* [Description of the task]: Copy all lines below containing "content".

[Data shown start]

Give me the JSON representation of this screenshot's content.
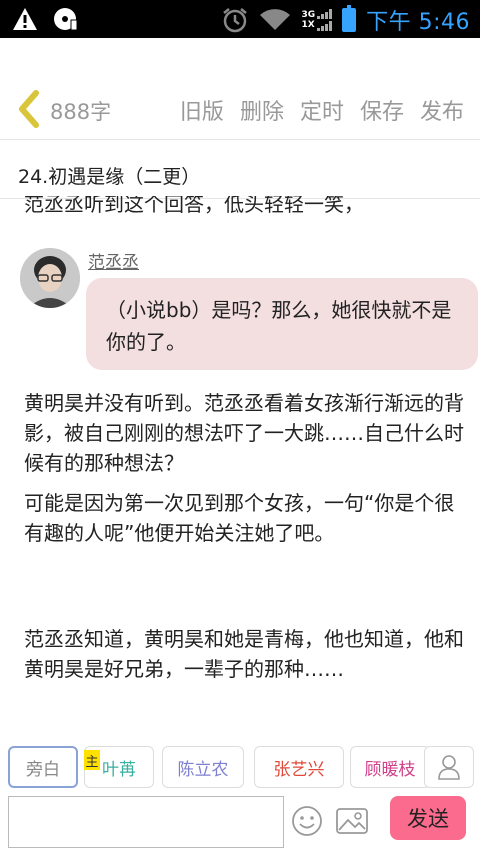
{
  "status_bar": {
    "network_types": [
      "3G",
      "1X"
    ],
    "time": "下午 5:46"
  },
  "toolbar": {
    "word_count": "888字",
    "actions": [
      "旧版",
      "删除",
      "定时",
      "保存",
      "发布"
    ]
  },
  "chapter": {
    "title": "24.初遇是缘（二更）"
  },
  "content": {
    "cut_text": "范丞丞听到这个回答，低头轻轻一笑，",
    "dialogue": {
      "speaker": "范丞丞",
      "text": "（小说bb）是吗？那么，她很快就不是你的了。"
    },
    "paragraphs": [
      "黄明昊并没有听到。范丞丞看着女孩渐行渐远的背影，被自己刚刚的想法吓了一大跳……自己什么时候有的那种想法？",
      "可能是因为第一次见到那个女孩，一句“你是个很有趣的人呢”他便开始关注她了吧。",
      "范丞丞知道，黄明昊和她是青梅，他也知道，他和黄明昊是好兄弟，一辈子的那种……"
    ]
  },
  "roles": {
    "main_tag": "主",
    "items": [
      {
        "label": "旁白",
        "color": "#888888"
      },
      {
        "label": "叶苒",
        "color": "#3ab0a0"
      },
      {
        "label": "陈立农",
        "color": "#7d7fd0"
      },
      {
        "label": "张艺兴",
        "color": "#e04a3a"
      },
      {
        "label": "顾暖枝",
        "color": "#d0418c"
      }
    ]
  },
  "input_bar": {
    "send_label": "发送",
    "input_value": ""
  }
}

[Data shown end]

* [Correct response]:
Give me the JSON representation of this screenshot's content.
  "content": {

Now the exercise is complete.